---- FRAGMENT

Geopolitiek en onderwijs
Dirk Van Damme – 13 maart 2022
De bijzonder agressieve invasie van Rusland in Ukraine zal, zoveel is nu al duidelijk, een zeer belangrijke impact hebben op de wereldorde en de geopolitieke verhoudingen. In Europa is in 2022 aan de lange periode van vrede na 1945 een abrupt einde gekomen (de vreselijke oorlog bij het uiteenvallen van Joegoslavië had eigenlijk weinig impact op het vredegevoel op het Europese continent). Heel wat geopolitieke verhoudingen worden momenteel hertekend. De NATO is sterker dan ooit; Duitsland gaat opnieuw bewapenen; de Europese Unie neemt (eindelijk) belangrijke stappen in de richting van een eigen buitenlandse politiek; Zweden en Finland overwegen lid van de NAVO te worden; het neutrale Zwitserland neemt deel aan de internationale sancties die de banken en het financiële wereldsysteem overhoop halen. Wat ook de uitkomst van de oorlog zal zijn, Rusland zal economisch, militair en politiek erg verzwakt zijn en niet meer meetellen als grootmacht. China moet behoedzaam laveren en ziet zich met een sterkere Westerse hegemonie die met hernieuwde energie de liberale democratie uitdraagt, geconfronteerd.
Wat heeft dit alles met onderwijs te maken? In zijn onvolprezen meesterwerk Van Muur tot Muur legt Jonathan Holslag – zonder het thema verder uit te werken – grote nadruk op gebrek aan aandacht voor onderwijs als teken van maatschappelijk verval in landen en wereldsystemen. “Dus zonder een renaissance van het onderwijs is er ook geen morele renaissance mogelijk, en zonder moraal en deugdzaamheid kan een land geen leidersrol opnemen”, luidt het op pagina 27. Inderdaad, geopolitieke verschuivingen zijn ook een gevolg van de vitaliteit van onderwijssystemen. Zolang het Westen het onderwijs als één van de krachtigste bronnen van zijn welvaart blijft verwaarlozen, en kortzichtigheid en zelfgenoegzaamheid blijven overheersen, kan van een duurzame heropstanding van Europa geen sprake zijn. Die belangrijke stelling van Holslag onderschrijf ik volledig.

--------
---- INHOUD GEGEVENSSET

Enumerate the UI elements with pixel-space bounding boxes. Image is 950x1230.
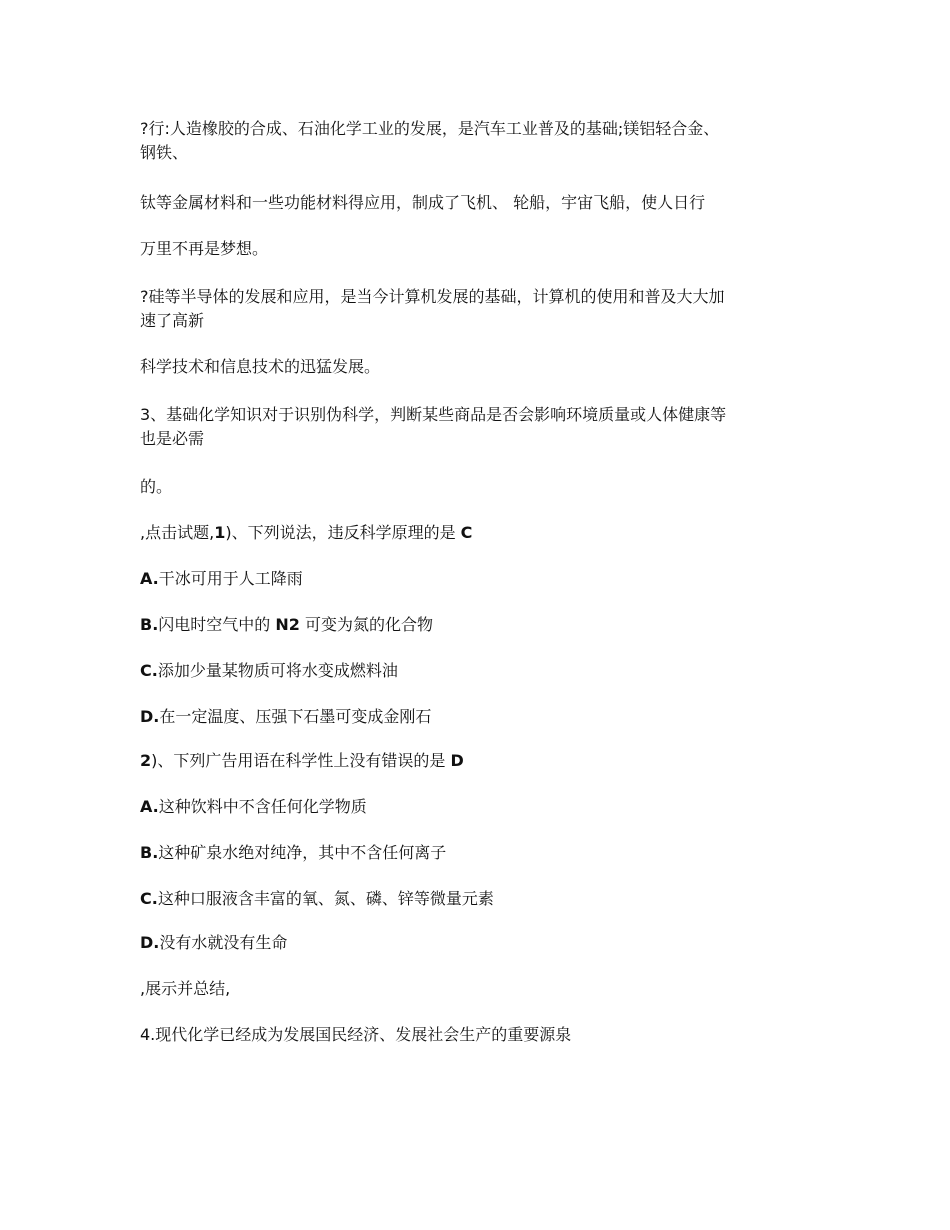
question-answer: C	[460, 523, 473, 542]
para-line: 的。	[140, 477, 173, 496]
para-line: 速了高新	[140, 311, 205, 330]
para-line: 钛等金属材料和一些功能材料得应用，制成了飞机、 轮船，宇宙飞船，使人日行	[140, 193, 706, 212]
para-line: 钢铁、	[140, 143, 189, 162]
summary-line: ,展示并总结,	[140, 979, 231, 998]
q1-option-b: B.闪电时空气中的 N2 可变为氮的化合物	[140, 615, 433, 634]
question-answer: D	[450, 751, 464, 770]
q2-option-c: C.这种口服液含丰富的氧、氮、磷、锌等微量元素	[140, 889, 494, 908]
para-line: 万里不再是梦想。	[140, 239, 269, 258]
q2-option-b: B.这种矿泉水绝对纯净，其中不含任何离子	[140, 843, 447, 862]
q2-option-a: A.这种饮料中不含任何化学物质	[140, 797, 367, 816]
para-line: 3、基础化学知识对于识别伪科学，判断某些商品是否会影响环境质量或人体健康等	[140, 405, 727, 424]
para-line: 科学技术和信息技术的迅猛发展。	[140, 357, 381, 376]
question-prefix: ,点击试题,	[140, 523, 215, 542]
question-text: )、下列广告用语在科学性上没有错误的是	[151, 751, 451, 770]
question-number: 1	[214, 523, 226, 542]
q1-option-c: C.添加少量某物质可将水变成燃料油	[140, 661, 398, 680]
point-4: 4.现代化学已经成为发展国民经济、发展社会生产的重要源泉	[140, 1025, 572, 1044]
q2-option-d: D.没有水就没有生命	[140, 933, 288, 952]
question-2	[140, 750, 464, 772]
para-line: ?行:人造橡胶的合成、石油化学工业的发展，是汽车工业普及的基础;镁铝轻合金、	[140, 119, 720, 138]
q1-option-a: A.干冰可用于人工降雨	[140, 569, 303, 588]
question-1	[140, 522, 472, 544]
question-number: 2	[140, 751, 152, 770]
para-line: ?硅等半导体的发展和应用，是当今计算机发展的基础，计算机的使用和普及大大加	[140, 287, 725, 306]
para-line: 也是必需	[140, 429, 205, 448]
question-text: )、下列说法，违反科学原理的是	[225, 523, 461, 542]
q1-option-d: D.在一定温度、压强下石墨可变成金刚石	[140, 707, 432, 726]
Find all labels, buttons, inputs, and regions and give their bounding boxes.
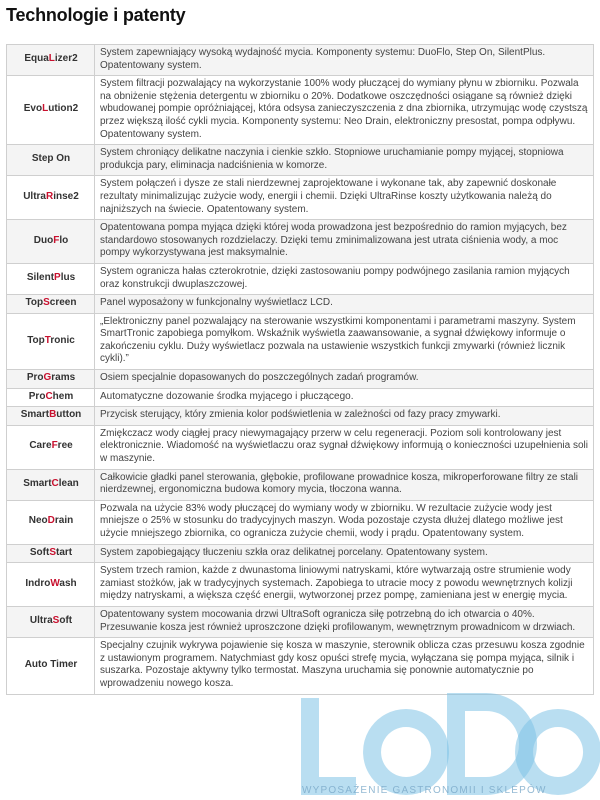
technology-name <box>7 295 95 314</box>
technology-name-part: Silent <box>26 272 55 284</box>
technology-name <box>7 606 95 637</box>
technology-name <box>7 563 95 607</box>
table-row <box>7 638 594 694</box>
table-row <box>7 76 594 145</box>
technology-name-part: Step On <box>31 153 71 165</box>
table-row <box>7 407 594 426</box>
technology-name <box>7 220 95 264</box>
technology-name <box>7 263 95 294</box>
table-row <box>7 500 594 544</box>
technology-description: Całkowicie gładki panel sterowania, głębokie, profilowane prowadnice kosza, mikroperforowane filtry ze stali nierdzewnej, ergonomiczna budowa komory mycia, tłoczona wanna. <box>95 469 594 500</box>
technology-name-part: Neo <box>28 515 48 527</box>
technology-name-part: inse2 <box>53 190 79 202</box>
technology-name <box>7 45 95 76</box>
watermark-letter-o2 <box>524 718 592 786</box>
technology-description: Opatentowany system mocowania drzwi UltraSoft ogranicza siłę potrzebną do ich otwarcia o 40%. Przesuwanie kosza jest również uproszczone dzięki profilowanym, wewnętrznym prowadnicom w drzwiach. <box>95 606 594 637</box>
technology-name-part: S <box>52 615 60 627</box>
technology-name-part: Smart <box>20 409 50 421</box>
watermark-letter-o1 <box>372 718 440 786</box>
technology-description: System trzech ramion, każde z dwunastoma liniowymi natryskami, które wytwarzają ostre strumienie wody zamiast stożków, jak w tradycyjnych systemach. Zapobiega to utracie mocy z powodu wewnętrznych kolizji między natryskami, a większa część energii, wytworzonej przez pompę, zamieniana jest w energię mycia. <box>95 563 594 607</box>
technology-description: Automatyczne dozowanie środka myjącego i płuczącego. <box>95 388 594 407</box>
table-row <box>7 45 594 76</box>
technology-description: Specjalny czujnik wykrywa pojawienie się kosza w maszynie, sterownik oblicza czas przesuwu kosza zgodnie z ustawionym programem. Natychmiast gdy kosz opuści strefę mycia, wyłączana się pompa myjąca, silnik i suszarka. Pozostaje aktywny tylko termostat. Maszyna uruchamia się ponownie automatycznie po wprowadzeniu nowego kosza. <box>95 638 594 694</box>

--------

◆ DOELSTELLINGEN ◆
1 > Welk neutraal land neemt volgens de tekst over geopolitiek en onderwijs deel aan de internationale sancties?
2 > Waarom is er volgens de tekst over geopolitiek en onderwijs geen duurzame heropstanding van Europa mogelijk? Leg dat uit in één tot drie zinnen.
3 > Pak de tekst over geopolitiek en onderwijs weer op waar hij ophoudt en schrijf hem verder.

◆ ANTWOORDEN PER OPDRACHT ◆
1 > Zwitserland.

2 > Het Westen blijft het onderwijs verwaarlozen, terwijl dat een van de krachtigste bronnen van zijn welvaart is. Daarnaast blijven kortzichtigheid en zelfgenoegzaamheid overheersen.

3 >
De twee grootmachten die de 20ste eeuw hebben gedomineerd en – vooral in de 2de Wereldoorlog – tegen elkaar om de wereldhegemonie hebben gevochten, de Verenigde Staten en Duitsland, hebben hun macht voor een groot deel door uitstekend onderwijs opgebouwd. Vanaf het einde van de 19de eeuw bouwde de VS een toegankelijk en kwalitatief hoogstaand systeem van basis- en secundair onderwijs uit dat in de wereld zijn gelijke niet kende. Tegelijk werden er naast de klassieke en vrij elitaire universiteiten ook mogelijkheden geschapen voor meer toegepaste universiteiten (de ‘land grant universities’) die uitstekende natuurwetenschappelijke en ingenieursopleidingen gingen ontwikkelen. Rond 1920 had de VS de hoogst opgeleide bevolking ter wereld en was het hoger onderwijs aan een onstuitbare groei begonnen. Op dit onderwijs entte zich een ontzettend sterke groei van wetenschap en technologie, die in de 2de Wereldoorlog van beslissend belang zou blijken te zijn.
In Europa was Duitsland al geruime tijd aan een onderwijsopmars begonnen. Sommige van de vroegste leerplichtwetgevingen in Europa vinden we in Pruisen en andere delen van het latere ééngemaakte Duitsland (begin 18de eeuw, ongeveer twee eeuwen voor de Belgische). Het Duitse onderwijsbestel was minder democratisch dan dat van de VS, maar vooral aan de top zeer sterk met uitstekende gymnasia, technische scholen en universiteiten. Hoewel sterk gesegregeerd naar sociale klasse, zorgde het Duitse onderwijsbestel ook voor het gewone volk voor een onderwijskwaliteit die haar gelijke in Europa niet had.
De grootmacht van de 19de eeuw, het Verenigd Koninkrijk, liet in de 20ste eeuw na om het onderwijs uit te bouwen en kende buiten de zeer elitaire scholen en Oxbridge universiteiten geen brede en soliede kennisinfrastructuur. Het Verenigd Koninkrijk heeft nooit echt afstand kunnen nemen van een klassenonderwijs dat op de opleiding van een elite was gericht, en zou dit betalen met de teloorgang van zijn status als wereldmacht. In tegenstelling tot de eerste industriële revolutie, speelde de tweede industriële revolutie die gevoed werd door wetenschap en technologie (elektriciteit) zich niet af in het Verenigd Koninkrijk, maar in continentaal Europa en met name in Duitsland.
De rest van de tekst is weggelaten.